** BEGIN RECORDS SUPPLIED **

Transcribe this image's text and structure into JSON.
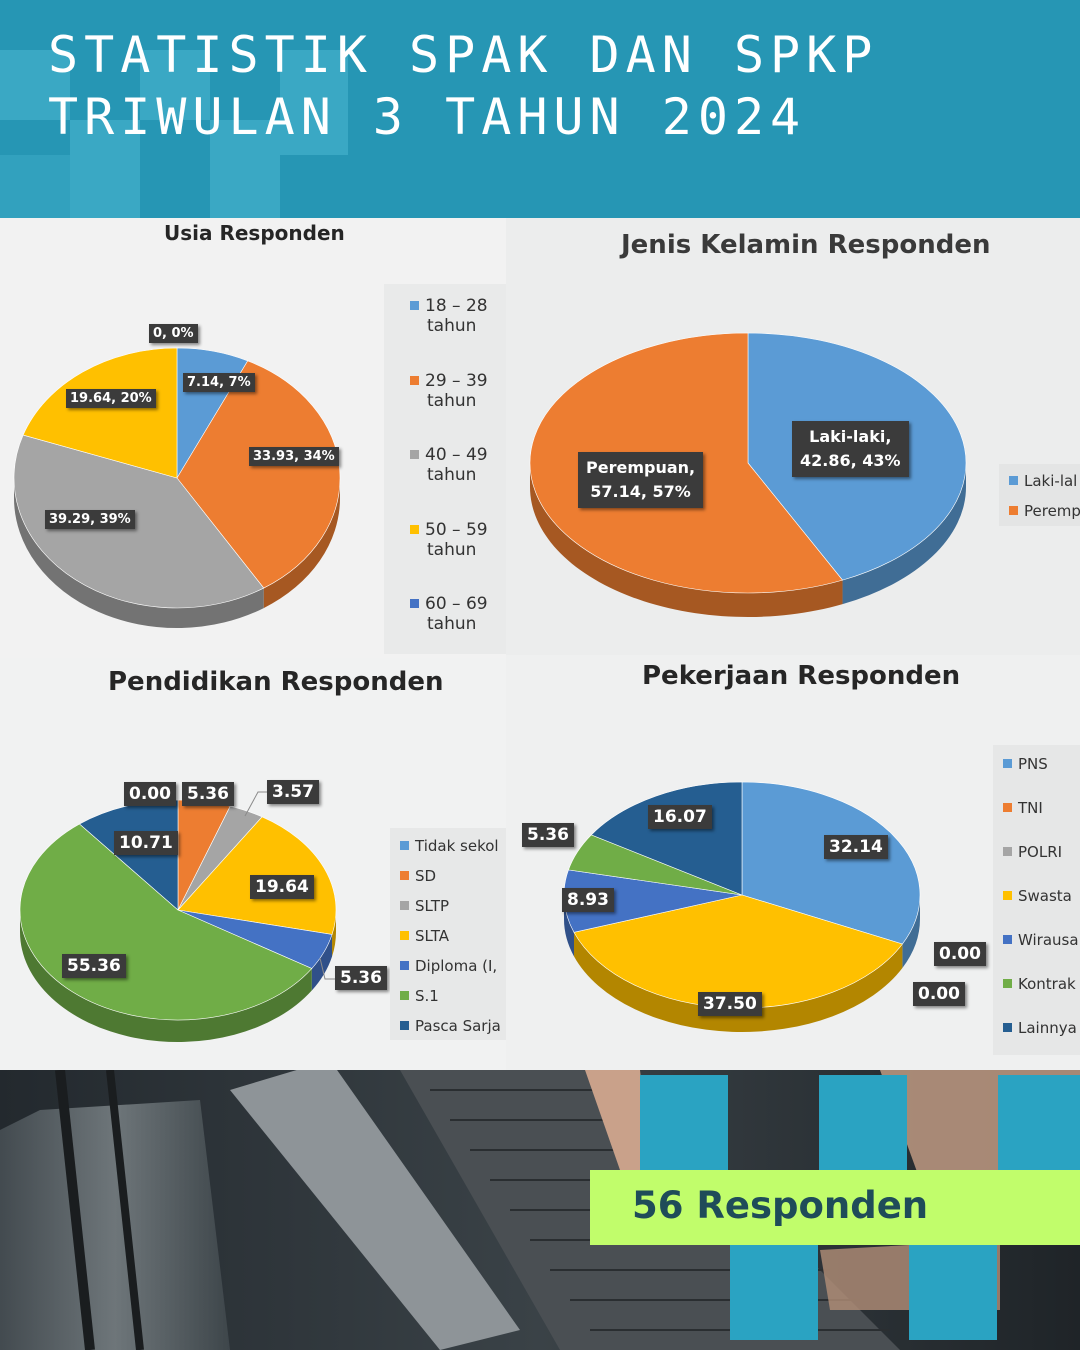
{
  "header": {
    "line1": "STATISTIK SPAK DAN SPKP",
    "line2": "TRIWULAN 3 TAHUN 2024",
    "colors": {
      "background": "#2696b4",
      "squares": "#3aa8c4",
      "text": "#ffffff"
    }
  },
  "chart_data": [
    {
      "type": "pie",
      "title": "Usia Responden",
      "categories": [
        "18 – 28 tahun",
        "29 – 39 tahun",
        "40 – 49 tahun",
        "50 – 59 tahun",
        "60 – 69 tahun"
      ],
      "legend": [
        {
          "l1": "18 – 28",
          "l2": "tahun"
        },
        {
          "l1": "29 – 39",
          "l2": "tahun"
        },
        {
          "l1": "40 – 49",
          "l2": "tahun"
        },
        {
          "l1": "50 – 59",
          "l2": "tahun"
        },
        {
          "l1": "60 – 69",
          "l2": "tahun"
        }
      ],
      "values": [
        7.14,
        33.93,
        39.29,
        19.64,
        0
      ],
      "data_labels": [
        "7.14, 7%",
        "33.93, 34%",
        "39.29, 39%",
        "19.64, 20%",
        "0, 0%"
      ],
      "colors": [
        "#5b9bd5",
        "#ed7d31",
        "#a5a5a5",
        "#ffc000",
        "#4472c4"
      ],
      "legend_position": "right"
    },
    {
      "type": "pie",
      "title": "Jenis Kelamin Responden",
      "categories": [
        "Laki-laki",
        "Perempuan"
      ],
      "legend": [
        "Laki-lal",
        "Peremp"
      ],
      "values": [
        42.86,
        57.14
      ],
      "data_labels": [
        {
          "l1": "Laki-laki,",
          "l2": "42.86, 43%"
        },
        {
          "l1": "Perempuan,",
          "l2": "57.14, 57%"
        }
      ],
      "colors": [
        "#5b9bd5",
        "#ed7d31"
      ],
      "legend_position": "right"
    },
    {
      "type": "pie",
      "title": "Pendidikan Responden",
      "categories": [
        "Tidak sekolah",
        "SD",
        "SLTP",
        "SLTA",
        "Diploma",
        "S.1",
        "Pasca Sarjana"
      ],
      "legend": [
        "Tidak sekol",
        "SD",
        "SLTP",
        "SLTA",
        "Diploma (I,",
        "S.1",
        "Pasca Sarja"
      ],
      "values": [
        0,
        5.36,
        3.57,
        19.64,
        5.36,
        55.36,
        10.71
      ],
      "data_labels": [
        "0.00",
        "5.36",
        "3.57",
        "19.64",
        "5.36",
        "55.36",
        "10.71"
      ],
      "colors": [
        "#5b9bd5",
        "#ed7d31",
        "#a5a5a5",
        "#ffc000",
        "#4472c4",
        "#70ad47",
        "#255e91"
      ],
      "legend_position": "right"
    },
    {
      "type": "pie",
      "title": "Pekerjaan Responden",
      "categories": [
        "PNS",
        "TNI",
        "POLRI",
        "Swasta",
        "Wiraswasta",
        "Kontrak",
        "Lainnya"
      ],
      "legend": [
        "PNS",
        "TNI",
        "POLRI",
        "Swasta",
        "Wirausa",
        "Kontrak",
        "Lainnya"
      ],
      "values": [
        32.14,
        0,
        0,
        37.5,
        8.93,
        5.36,
        16.07
      ],
      "data_labels": [
        "32.14",
        "0.00",
        "0.00",
        "37.50",
        "8.93",
        "5.36",
        "16.07"
      ],
      "colors": [
        "#5b9bd5",
        "#ed7d31",
        "#a5a5a5",
        "#ffc000",
        "#4472c4",
        "#70ad47",
        "#255e91"
      ],
      "legend_position": "right"
    }
  ],
  "banner": {
    "text": "56 Responden",
    "colors": {
      "background": "#c1fd6b",
      "text": "#1f4c59"
    }
  }
}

** END RECORDS SUPPLIED **

Identify how many lines in the entries above contain the word "title" and provide only that figure.

*EXERCISE RESULT*
4